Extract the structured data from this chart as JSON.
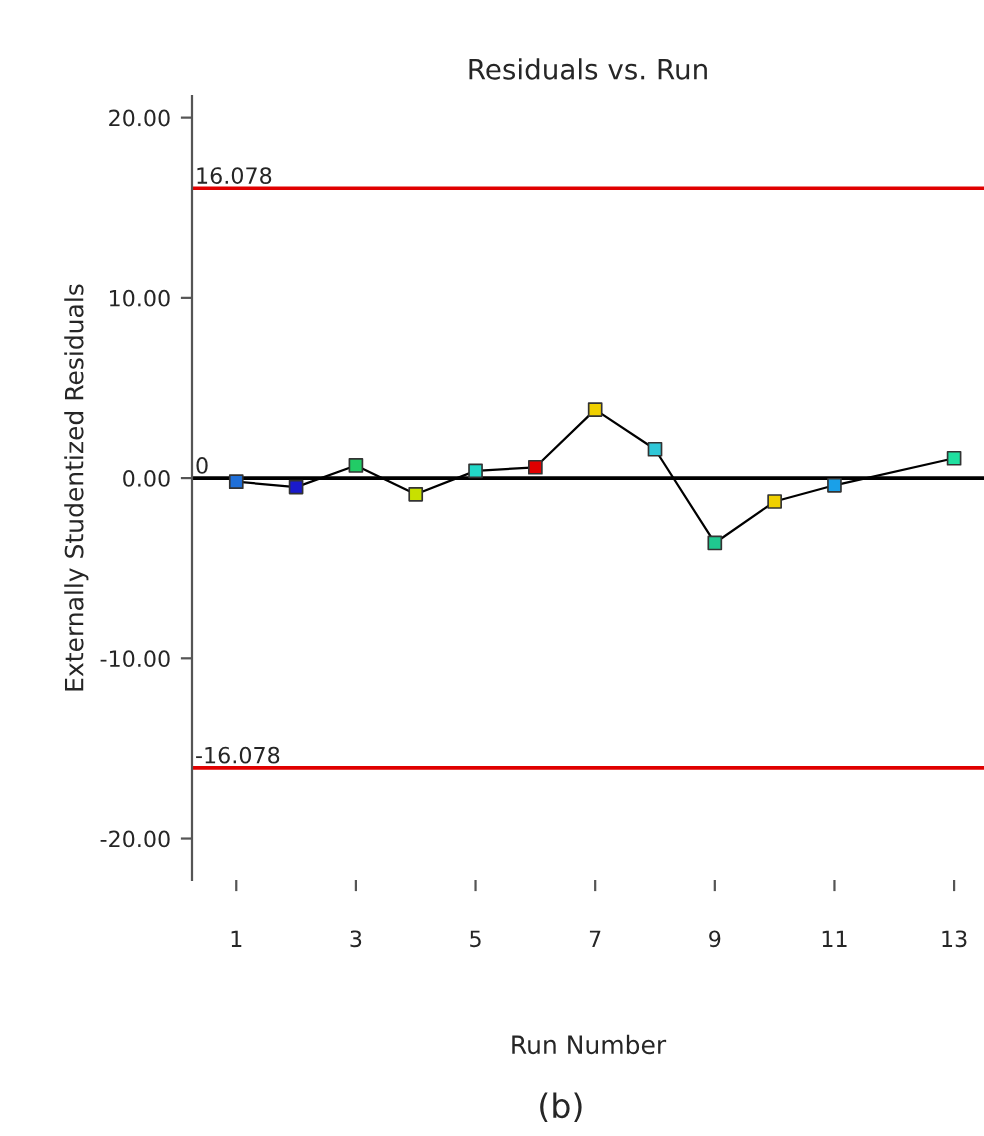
{
  "chart_data": {
    "type": "line",
    "title": "Residuals vs. Run",
    "xlabel": "Run Number",
    "ylabel": "Externally Studentized Residuals",
    "x": [
      1,
      2,
      3,
      4,
      5,
      6,
      7,
      8,
      9,
      10,
      11,
      13
    ],
    "series": [
      {
        "color": "#000000",
        "colors": [
          "#1f6fd8",
          "#1a1acc",
          "#22cc66",
          "#c8e000",
          "#22d8c8",
          "#e00000",
          "#f0d000",
          "#30c8d8",
          "#20c890",
          "#f0d000",
          "#1aa0e8",
          "#20e0a0"
        ],
        "values": [
          -0.2,
          -0.5,
          0.7,
          -0.9,
          0.4,
          0.6,
          3.8,
          1.6,
          -3.6,
          -1.3,
          -0.4,
          1.1
        ]
      }
    ],
    "marker": "square",
    "line_style": "solid",
    "grid": false,
    "legend": false,
    "xlim": [
      0.26,
      13.5
    ],
    "ylim": [
      -22.3,
      21.2
    ],
    "xticks": [
      1,
      3,
      5,
      7,
      9,
      11,
      13
    ],
    "yticks": [
      {
        "value": -20,
        "label": "-20.00"
      },
      {
        "value": -10,
        "label": "-10.00"
      },
      {
        "value": 0,
        "label": "0.00"
      },
      {
        "value": 10,
        "label": "10.00"
      },
      {
        "value": 20,
        "label": "20.00"
      }
    ],
    "ref_lines": [
      {
        "axis": "y",
        "value": 16.078,
        "label": "16.078",
        "color": "#e00000"
      },
      {
        "axis": "y",
        "value": 0,
        "label": "0",
        "color": "#000000"
      },
      {
        "axis": "y",
        "value": -16.078,
        "label": "-16.078",
        "color": "#e00000"
      }
    ],
    "annotations": [
      "(b)"
    ]
  }
}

^^^^^^^^

TASK DETAILS:
Repeat the listing verbatim. Skip the pictures.

EXPECTED OUTPUT:
Extract the structured data from this chart as JSON.
{
  "chart_data": {
    "type": "line",
    "title": "Residuals vs. Run",
    "xlabel": "Run Number",
    "ylabel": "Externally Studentized Residuals",
    "x": [
      1,
      2,
      3,
      4,
      5,
      6,
      7,
      8,
      9,
      10,
      11,
      13
    ],
    "series": [
      {
        "color": "#000000",
        "colors": [
          "#1f6fd8",
          "#1a1acc",
          "#22cc66",
          "#c8e000",
          "#22d8c8",
          "#e00000",
          "#f0d000",
          "#30c8d8",
          "#20c890",
          "#f0d000",
          "#1aa0e8",
          "#20e0a0"
        ],
        "values": [
          -0.2,
          -0.5,
          0.7,
          -0.9,
          0.4,
          0.6,
          3.8,
          1.6,
          -3.6,
          -1.3,
          -0.4,
          1.1
        ]
      }
    ],
    "marker": "square",
    "line_style": "solid",
    "grid": false,
    "legend": false,
    "xlim": [
      0.26,
      13.5
    ],
    "ylim": [
      -22.3,
      21.2
    ],
    "xticks": [
      1,
      3,
      5,
      7,
      9,
      11,
      13
    ],
    "yticks": [
      {
        "value": -20,
        "label": "-20.00"
      },
      {
        "value": -10,
        "label": "-10.00"
      },
      {
        "value": 0,
        "label": "0.00"
      },
      {
        "value": 10,
        "label": "10.00"
      },
      {
        "value": 20,
        "label": "20.00"
      }
    ],
    "ref_lines": [
      {
        "axis": "y",
        "value": 16.078,
        "label": "16.078",
        "color": "#e00000"
      },
      {
        "axis": "y",
        "value": 0,
        "label": "0",
        "color": "#000000"
      },
      {
        "axis": "y",
        "value": -16.078,
        "label": "-16.078",
        "color": "#e00000"
      }
    ],
    "annotations": [
      "(b)"
    ]
  }
}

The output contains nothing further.